■ **REQUIREMENT**
Copy out the part of the data pipeline architecture article from "Data then, and" to "reduce data downtime.", word for word.

■ **PROVIDED TEXT**
Data Pipeline Architecture Examples And Diagrams From Real Teams

Michael Segner
9 min readAug 17, 2023
Image courtesy of the author.

Data pipelines move data from a source to target system, often with some transformation along the way.

It’s important to understand this movement is rarely linear, and instead is a series of highly complex and interdependent processes.

For example, data may be extracted from multiple sources, reorganized, and joined at different times before ultimately being delivered to its final destination.

Good data pipeline architecture is critical to solving the 5 v’s posed by big data: volume, velocity, veracity, variety, and value. And a well designed pipeline will meet use case requirements while being efficient from a maintenance and cost perspective.

Now, let’s take a look at some common data pipelines before diving into some diagrams from real data teams.

In This Article:

-5 Data pipeline architecture designs and their evolution

-7 Best Practices

-6 Data Pipeline Architecture Diagrams From Real Data Teams

5 Data pipeline architecture designs and their evolution

Image courtesy of the author.

The Hadoop era, roughly 2011 to 2017, arguably ushered in big data processing capabilities to mainstream organizations.

Data then, and even today for some organizations, was primarily hosted in on-premises databases with non-scalable storage. Despite Hadoop’s parallel and distributed processing, compute was a limited resource as well.

As a result, data engineers spent considerable time modeling data and optimizing queries to fit within these constraints. Data pipeline architecture typically consisted of hardcoded pipelines that cleaned, normalized, and transformed the data prior to loading into a database using an ETL pattern.

Some organizations choose to still leverage an ETL pattern in the cloud, particularly for production pipelines where data contracts can help reduce data downtime.

Image courtesy of the author.

■ **ENTRIES PROVIDED**
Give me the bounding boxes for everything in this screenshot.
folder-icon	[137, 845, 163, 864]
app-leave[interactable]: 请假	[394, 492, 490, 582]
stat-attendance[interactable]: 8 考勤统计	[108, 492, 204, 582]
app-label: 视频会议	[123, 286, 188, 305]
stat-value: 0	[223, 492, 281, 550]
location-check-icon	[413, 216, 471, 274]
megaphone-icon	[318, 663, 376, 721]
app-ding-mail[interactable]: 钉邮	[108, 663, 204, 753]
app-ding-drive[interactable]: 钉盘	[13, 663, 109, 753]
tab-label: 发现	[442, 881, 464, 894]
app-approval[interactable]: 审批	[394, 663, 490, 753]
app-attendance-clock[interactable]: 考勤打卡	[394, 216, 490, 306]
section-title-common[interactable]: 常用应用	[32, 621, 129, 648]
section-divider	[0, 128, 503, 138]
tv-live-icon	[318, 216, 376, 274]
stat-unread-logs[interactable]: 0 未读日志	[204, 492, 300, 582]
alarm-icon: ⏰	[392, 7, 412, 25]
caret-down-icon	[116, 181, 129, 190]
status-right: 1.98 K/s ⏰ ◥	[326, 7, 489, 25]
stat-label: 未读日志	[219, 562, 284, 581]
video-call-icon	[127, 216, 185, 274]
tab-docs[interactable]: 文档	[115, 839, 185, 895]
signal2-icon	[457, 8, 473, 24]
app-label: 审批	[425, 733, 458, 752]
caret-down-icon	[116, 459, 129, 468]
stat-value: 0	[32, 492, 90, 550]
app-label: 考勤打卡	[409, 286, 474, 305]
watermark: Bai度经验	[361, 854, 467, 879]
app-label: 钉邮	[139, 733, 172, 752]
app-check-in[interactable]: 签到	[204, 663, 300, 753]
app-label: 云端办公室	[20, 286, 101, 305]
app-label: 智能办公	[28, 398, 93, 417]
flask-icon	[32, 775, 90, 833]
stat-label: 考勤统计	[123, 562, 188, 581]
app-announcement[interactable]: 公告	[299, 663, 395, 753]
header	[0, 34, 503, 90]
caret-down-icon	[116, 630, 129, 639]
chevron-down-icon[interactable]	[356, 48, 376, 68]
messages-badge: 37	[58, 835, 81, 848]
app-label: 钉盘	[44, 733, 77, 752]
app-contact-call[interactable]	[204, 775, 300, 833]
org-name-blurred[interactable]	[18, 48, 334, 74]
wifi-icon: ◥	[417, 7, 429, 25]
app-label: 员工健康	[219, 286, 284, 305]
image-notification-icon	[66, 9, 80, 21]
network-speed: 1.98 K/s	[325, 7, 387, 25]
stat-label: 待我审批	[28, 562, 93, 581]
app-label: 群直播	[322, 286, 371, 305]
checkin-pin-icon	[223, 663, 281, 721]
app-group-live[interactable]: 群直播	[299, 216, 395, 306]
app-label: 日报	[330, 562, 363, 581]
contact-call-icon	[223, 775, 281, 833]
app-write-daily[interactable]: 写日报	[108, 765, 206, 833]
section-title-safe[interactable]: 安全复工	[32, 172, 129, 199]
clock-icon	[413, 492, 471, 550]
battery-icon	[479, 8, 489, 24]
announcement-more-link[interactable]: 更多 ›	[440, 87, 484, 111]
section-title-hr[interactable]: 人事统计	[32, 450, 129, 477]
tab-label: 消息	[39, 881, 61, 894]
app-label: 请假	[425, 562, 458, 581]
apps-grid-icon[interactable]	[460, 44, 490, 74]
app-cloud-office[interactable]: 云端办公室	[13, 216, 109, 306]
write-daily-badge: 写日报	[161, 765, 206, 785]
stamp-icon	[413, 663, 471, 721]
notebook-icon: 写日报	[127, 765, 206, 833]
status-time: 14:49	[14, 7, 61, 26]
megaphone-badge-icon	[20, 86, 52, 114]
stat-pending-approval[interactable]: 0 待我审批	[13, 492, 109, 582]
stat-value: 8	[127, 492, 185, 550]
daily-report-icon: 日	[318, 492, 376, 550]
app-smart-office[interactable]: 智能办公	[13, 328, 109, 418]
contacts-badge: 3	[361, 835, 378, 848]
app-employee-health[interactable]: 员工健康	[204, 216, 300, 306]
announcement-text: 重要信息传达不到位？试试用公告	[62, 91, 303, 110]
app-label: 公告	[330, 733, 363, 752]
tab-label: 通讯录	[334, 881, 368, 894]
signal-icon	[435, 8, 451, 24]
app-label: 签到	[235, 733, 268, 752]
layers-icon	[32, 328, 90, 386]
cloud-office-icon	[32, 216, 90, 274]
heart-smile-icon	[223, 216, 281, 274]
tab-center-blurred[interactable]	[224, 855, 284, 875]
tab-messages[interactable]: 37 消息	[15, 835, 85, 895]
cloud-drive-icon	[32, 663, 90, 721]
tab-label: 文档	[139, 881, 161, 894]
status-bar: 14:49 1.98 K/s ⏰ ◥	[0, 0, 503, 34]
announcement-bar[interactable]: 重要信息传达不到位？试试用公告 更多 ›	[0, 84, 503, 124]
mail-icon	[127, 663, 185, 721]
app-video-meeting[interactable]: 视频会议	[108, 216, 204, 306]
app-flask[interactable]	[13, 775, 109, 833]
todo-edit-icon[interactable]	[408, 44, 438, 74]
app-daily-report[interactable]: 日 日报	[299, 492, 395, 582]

■ **RESPONSE FOR THIS EXERCISE**
Data then, and even today for some organizations, was primarily hosted in on-premises databases with non-scalable storage. Despite Hadoop’s parallel and distributed processing, compute was a limited resource as well.

As a result, data engineers spent considerable time modeling data and optimizing queries to fit within these constraints. Data pipeline architecture typically consisted of hardcoded pipelines that cleaned, normalized, and transformed the data prior to loading into a database using an ETL pattern.

Some organizations choose to still leverage an ETL pattern in the cloud, particularly for production pipelines where data contracts can help reduce data downtime.